**YOUR OBJECTIVE**
Without the pictures, reproduce the records that follow exactly.

++++ WORKING DATA

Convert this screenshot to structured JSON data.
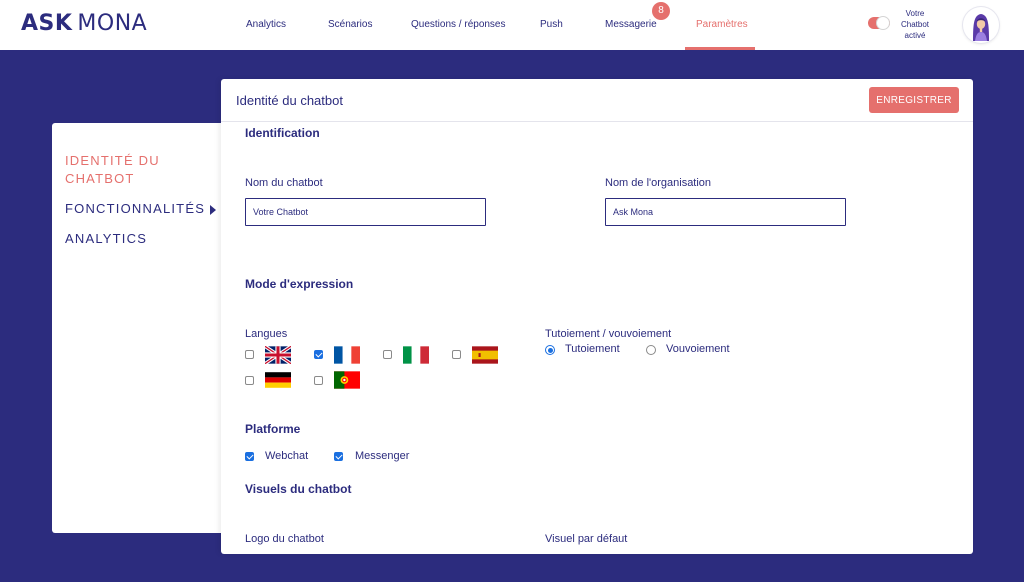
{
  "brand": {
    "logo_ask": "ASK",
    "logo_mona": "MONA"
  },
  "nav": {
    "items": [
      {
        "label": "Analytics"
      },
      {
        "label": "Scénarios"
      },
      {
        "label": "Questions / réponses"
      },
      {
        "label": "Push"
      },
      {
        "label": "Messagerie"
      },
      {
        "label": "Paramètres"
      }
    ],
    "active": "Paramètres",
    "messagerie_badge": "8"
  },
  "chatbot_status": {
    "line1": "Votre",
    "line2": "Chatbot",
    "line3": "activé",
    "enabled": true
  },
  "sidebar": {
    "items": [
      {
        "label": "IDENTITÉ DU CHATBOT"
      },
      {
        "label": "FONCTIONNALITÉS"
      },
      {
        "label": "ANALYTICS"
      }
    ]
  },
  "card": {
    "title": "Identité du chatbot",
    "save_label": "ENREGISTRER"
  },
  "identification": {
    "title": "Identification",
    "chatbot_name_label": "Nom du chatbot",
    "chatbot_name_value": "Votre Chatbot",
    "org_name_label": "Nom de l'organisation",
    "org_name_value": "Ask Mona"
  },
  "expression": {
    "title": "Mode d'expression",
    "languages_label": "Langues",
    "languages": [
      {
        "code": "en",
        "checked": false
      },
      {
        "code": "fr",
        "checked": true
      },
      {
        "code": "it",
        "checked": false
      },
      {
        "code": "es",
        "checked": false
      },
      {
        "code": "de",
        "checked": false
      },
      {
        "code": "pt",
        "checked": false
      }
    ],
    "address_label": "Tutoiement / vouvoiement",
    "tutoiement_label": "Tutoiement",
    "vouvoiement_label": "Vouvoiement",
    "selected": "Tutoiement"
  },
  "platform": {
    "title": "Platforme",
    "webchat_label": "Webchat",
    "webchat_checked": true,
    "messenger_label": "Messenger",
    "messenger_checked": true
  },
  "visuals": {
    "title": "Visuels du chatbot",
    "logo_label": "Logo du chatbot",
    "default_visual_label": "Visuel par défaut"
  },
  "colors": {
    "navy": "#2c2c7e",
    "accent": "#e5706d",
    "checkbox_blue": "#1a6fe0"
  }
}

++++++++

**TASK ANSWER**
Convert this screenshot to structured JSON data.
{
  "brand": {
    "logo_ask": "ASK",
    "logo_mona": "MONA"
  },
  "nav": {
    "items": [
      {
        "label": "Analytics"
      },
      {
        "label": "Scénarios"
      },
      {
        "label": "Questions / réponses"
      },
      {
        "label": "Push"
      },
      {
        "label": "Messagerie"
      },
      {
        "label": "Paramètres"
      }
    ],
    "active": "Paramètres",
    "messagerie_badge": "8"
  },
  "chatbot_status": {
    "line1": "Votre",
    "line2": "Chatbot",
    "line3": "activé",
    "enabled": true
  },
  "sidebar": {
    "items": [
      {
        "label": "IDENTITÉ DU CHATBOT"
      },
      {
        "label": "FONCTIONNALITÉS"
      },
      {
        "label": "ANALYTICS"
      }
    ]
  },
  "card": {
    "title": "Identité du chatbot",
    "save_label": "ENREGISTRER"
  },
  "identification": {
    "title": "Identification",
    "chatbot_name_label": "Nom du chatbot",
    "chatbot_name_value": "Votre Chatbot",
    "org_name_label": "Nom de l'organisation",
    "org_name_value": "Ask Mona"
  },
  "expression": {
    "title": "Mode d'expression",
    "languages_label": "Langues",
    "languages": [
      {
        "code": "en",
        "checked": false
      },
      {
        "code": "fr",
        "checked": true
      },
      {
        "code": "it",
        "checked": false
      },
      {
        "code": "es",
        "checked": false
      },
      {
        "code": "de",
        "checked": false
      },
      {
        "code": "pt",
        "checked": false
      }
    ],
    "address_label": "Tutoiement / vouvoiement",
    "tutoiement_label": "Tutoiement",
    "vouvoiement_label": "Vouvoiement",
    "selected": "Tutoiement"
  },
  "platform": {
    "title": "Platforme",
    "webchat_label": "Webchat",
    "webchat_checked": true,
    "messenger_label": "Messenger",
    "messenger_checked": true
  },
  "visuals": {
    "title": "Visuels du chatbot",
    "logo_label": "Logo du chatbot",
    "default_visual_label": "Visuel par défaut"
  },
  "colors": {
    "navy": "#2c2c7e",
    "accent": "#e5706d",
    "checkbox_blue": "#1a6fe0"
  }
}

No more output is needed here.